- To do
#1 Transcribe the portion of the RouterOS rate-limiting text that begins with the words containing "This separation of" and ends with "accelerating marked traffic.".
#2 Update the records from their first line through the line containing "x-tick-label: 950 — [721, 686, 753, 707]", inclusive, by replacing "marker-triangle" with "marker-arrow". Return only those lines, with everything else left unchanged.

- Provided text
Traffic Policer and Rate Limiting

Traffic Policer and Rate Limiting

RouterOS provides fine-grained traffic rate limiting through the combination of Firewall Mangle (classification) and Queue Tree (enforcement). This two-stage approach lets you identify specific traffic flows with packet marks, then apply bandwidth caps, guaranteed rates, burst allowances, and priorities through a hierarchical queue structure.

Overview

Traffic policing in RouterOS uses two subsystems working together:

1. Firewall Mangle — classifies packets by assigning connection marks and packet marks. Mangle does not enforce any rate by itself; it only labels traffic for downstream processing.
2. Queue Tree — enforces bandwidth policy. Queue Tree reads the packet marks assigned by Mangle and applies rate limits, priorities, and burst behavior.

This separation of classification from enforcement is the core RouterOS QoS design. You can reclassify traffic without touching your queue structure, and vice versa.

Sub-menus

/ip firewall mangle
/queue tree
/queue type

FastTrack Caveat

Queue Tree (and Simple Queue) only processes packets that pass through the normal packet path. Traffic accelerated by the FastTrack connection tracker bypasses the queue subsystem entirely. If your QoS rules appear to have no effect, disable FastTrack for the affected connections or add a Mangle rule that prevents FastTrack from accelerating marked traffic.

- Available data
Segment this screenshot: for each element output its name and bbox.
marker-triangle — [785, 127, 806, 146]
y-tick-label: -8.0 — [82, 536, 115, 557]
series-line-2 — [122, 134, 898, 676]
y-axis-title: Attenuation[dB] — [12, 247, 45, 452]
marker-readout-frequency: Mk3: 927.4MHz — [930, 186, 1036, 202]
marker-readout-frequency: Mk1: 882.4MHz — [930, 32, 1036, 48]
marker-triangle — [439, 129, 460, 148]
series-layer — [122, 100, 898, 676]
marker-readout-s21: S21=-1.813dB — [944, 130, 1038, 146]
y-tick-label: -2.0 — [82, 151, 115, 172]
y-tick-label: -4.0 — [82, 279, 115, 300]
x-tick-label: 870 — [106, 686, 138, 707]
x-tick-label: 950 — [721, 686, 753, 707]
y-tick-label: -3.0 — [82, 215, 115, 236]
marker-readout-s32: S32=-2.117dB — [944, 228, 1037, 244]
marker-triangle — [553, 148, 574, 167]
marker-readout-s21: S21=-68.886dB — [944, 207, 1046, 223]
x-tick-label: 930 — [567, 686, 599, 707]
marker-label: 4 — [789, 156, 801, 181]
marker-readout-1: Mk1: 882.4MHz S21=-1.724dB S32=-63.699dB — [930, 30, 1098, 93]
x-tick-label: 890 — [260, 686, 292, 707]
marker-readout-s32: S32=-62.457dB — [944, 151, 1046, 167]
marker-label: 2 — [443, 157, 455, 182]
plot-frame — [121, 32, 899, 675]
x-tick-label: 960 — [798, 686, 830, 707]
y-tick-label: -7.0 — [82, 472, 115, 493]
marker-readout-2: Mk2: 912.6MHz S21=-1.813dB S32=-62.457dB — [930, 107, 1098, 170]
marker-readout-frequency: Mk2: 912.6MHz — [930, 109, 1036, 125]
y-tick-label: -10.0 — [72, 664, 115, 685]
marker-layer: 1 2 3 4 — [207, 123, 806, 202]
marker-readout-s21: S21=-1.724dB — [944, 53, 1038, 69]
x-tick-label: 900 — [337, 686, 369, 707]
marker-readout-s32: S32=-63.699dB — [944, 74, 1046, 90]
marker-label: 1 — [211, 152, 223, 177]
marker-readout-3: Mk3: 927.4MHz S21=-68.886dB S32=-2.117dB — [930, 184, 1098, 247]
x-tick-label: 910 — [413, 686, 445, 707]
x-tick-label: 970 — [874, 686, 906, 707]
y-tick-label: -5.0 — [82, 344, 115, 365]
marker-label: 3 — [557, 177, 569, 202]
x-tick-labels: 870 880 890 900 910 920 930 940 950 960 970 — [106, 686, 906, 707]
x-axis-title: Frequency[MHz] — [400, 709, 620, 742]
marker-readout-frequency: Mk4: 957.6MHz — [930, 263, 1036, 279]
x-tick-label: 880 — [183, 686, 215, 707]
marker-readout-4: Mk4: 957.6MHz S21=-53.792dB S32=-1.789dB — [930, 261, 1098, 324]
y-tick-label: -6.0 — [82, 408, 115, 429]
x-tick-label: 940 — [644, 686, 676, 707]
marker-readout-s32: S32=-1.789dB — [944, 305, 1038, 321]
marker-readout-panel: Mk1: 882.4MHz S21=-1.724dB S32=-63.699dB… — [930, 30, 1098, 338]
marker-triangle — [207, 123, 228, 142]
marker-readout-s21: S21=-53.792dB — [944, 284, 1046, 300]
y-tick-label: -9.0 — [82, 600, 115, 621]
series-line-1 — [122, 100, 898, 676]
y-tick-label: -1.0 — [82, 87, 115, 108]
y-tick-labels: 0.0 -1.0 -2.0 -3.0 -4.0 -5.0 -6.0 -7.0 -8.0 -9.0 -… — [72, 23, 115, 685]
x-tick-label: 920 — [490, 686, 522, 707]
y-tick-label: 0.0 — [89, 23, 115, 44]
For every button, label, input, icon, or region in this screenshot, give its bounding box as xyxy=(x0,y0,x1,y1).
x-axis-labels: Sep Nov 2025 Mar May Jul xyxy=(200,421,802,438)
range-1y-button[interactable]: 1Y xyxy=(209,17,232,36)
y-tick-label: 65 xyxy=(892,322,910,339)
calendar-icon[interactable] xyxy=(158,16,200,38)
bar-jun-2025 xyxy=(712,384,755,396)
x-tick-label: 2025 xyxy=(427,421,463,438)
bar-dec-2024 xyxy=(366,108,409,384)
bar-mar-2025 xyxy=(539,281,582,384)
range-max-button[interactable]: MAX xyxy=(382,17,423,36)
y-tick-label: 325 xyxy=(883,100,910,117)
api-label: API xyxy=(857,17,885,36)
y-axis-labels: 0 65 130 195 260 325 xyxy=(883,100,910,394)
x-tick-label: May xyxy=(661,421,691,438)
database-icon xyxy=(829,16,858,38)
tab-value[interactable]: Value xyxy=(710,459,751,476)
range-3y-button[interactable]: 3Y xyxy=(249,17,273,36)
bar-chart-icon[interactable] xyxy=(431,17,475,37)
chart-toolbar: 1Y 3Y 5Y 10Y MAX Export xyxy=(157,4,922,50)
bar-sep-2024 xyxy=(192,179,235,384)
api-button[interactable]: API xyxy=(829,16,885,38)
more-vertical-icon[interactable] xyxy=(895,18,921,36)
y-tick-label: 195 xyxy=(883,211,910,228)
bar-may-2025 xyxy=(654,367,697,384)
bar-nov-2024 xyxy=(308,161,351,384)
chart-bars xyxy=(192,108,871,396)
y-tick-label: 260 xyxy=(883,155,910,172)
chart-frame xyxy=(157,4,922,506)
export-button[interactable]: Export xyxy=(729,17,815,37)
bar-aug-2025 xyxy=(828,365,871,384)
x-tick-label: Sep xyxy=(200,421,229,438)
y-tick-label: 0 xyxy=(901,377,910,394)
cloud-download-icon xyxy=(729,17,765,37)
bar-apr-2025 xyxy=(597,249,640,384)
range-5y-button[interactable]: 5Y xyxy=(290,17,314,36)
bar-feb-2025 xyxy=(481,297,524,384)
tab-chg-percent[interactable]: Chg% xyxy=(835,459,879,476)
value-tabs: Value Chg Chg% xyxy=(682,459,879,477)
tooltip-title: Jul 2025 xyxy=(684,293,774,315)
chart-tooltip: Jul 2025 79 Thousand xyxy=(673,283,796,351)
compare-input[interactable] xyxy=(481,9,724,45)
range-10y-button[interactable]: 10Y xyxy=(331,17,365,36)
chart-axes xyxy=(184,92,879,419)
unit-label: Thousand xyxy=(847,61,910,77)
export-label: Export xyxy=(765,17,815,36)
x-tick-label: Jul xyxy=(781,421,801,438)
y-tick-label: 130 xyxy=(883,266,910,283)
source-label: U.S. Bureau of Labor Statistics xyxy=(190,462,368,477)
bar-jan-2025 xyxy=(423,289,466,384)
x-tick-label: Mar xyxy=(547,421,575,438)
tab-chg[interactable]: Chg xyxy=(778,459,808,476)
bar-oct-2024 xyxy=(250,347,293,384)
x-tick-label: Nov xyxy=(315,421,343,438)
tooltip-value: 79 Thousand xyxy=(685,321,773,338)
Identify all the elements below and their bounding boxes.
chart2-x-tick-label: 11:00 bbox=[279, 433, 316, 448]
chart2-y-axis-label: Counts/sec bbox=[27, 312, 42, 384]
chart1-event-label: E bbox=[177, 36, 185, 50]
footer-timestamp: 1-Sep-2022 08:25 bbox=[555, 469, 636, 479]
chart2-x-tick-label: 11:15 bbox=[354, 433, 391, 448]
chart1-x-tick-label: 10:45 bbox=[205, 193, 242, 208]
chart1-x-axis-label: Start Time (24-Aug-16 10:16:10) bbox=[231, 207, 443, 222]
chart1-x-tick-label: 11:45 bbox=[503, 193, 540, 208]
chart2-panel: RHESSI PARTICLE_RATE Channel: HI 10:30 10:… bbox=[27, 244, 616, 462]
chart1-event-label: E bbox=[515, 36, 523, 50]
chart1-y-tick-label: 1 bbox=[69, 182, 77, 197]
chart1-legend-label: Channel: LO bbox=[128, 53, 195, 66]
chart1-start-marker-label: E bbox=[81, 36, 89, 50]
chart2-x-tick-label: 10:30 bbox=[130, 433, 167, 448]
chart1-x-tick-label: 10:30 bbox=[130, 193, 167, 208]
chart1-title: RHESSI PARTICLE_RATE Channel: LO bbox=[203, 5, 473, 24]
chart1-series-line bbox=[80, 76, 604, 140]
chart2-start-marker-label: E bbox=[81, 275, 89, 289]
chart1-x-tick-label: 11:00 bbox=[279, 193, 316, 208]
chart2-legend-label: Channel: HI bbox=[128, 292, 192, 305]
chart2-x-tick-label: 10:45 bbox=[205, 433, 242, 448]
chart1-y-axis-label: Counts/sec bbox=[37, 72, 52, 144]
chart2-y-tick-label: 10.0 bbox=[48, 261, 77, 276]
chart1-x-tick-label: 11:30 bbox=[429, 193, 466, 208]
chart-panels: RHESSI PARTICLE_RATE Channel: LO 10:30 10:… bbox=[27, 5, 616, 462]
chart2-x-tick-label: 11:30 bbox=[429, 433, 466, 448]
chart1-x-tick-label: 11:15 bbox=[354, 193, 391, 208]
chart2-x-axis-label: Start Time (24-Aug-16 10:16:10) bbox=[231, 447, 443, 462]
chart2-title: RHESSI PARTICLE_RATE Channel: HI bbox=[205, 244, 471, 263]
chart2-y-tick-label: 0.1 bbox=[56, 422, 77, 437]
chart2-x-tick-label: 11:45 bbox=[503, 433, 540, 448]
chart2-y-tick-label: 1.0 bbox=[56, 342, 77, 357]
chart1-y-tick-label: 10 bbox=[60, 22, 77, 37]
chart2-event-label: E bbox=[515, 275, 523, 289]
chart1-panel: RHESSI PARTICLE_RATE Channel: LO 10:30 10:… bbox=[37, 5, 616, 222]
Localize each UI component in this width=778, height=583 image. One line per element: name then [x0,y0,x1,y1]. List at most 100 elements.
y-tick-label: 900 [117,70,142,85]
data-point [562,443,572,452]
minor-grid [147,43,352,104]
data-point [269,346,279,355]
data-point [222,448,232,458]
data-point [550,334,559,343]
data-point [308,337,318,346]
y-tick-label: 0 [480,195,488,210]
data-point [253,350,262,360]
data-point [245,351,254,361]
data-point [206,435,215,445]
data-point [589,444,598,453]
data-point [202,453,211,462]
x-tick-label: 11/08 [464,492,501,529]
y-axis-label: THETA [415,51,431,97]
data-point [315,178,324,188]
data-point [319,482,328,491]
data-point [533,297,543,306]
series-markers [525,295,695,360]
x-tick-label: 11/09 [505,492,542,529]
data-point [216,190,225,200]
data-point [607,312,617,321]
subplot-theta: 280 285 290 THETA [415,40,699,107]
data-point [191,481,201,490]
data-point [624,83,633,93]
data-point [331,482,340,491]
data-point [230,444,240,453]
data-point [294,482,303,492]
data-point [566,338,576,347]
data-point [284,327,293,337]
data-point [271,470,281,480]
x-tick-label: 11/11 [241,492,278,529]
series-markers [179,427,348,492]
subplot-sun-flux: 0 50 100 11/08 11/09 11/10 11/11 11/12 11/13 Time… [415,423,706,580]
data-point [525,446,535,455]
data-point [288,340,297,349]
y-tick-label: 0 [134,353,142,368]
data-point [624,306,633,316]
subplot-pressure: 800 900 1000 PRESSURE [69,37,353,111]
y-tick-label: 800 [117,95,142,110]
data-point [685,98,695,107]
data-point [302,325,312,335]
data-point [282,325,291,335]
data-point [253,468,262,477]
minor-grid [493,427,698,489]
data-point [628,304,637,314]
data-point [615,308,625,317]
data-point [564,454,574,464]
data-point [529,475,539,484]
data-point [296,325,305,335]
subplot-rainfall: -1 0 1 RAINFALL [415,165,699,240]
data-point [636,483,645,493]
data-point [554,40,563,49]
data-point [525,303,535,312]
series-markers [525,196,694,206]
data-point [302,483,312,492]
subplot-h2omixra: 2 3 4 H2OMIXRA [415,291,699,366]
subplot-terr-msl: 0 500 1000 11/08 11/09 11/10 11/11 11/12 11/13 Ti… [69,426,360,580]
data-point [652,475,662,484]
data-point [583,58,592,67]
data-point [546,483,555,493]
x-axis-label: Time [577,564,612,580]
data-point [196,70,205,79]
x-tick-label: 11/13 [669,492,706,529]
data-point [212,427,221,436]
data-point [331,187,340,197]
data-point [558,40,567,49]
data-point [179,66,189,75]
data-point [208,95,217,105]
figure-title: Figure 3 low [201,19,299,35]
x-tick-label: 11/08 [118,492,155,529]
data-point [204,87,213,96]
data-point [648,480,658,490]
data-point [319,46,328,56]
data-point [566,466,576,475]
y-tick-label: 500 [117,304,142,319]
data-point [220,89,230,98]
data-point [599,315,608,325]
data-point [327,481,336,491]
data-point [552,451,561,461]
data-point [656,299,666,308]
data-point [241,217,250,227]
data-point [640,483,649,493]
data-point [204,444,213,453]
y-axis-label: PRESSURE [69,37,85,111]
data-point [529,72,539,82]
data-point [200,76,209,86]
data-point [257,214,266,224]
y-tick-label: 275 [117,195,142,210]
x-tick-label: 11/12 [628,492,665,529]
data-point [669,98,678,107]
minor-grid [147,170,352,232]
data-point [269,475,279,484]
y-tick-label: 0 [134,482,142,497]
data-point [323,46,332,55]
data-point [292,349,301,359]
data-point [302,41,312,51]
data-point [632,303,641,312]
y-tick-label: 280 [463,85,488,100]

- Responses to the exercise
#1
This separation of classification from enforcement is the core RouterOS QoS design. You can reclassify traffic without touching your queue structure, and vice versa.

Sub-menus

/ip firewall mangle
/queue tree
/queue type

FastTrack Caveat

Queue Tree (and Simple Queue) only processes packets that pass through the normal packet path. Traffic accelerated by the FastTrack connection tracker bypasses the queue subsystem entirely. If your QoS rules appear to have no effect, disable FastTrack for the affected connections or add a Mangle rule that prevents FastTrack from accelerating marked traffic.

#2
Segment this screenshot: for each element output its name and bbox.
marker-arrow — [785, 127, 806, 146]
y-tick-label: -8.0 — [82, 536, 115, 557]
series-line-2 — [122, 134, 898, 676]
y-axis-title: Attenuation[dB] — [12, 247, 45, 452]
marker-readout-frequency: Mk3: 927.4MHz — [930, 186, 1036, 202]
marker-readout-frequency: Mk1: 882.4MHz — [930, 32, 1036, 48]
marker-arrow — [439, 129, 460, 148]
series-layer — [122, 100, 898, 676]
marker-readout-s21: S21=-1.813dB — [944, 130, 1038, 146]
y-tick-label: -2.0 — [82, 151, 115, 172]
y-tick-label: -4.0 — [82, 279, 115, 300]
x-tick-label: 870 — [106, 686, 138, 707]
x-tick-label: 950 — [721, 686, 753, 707]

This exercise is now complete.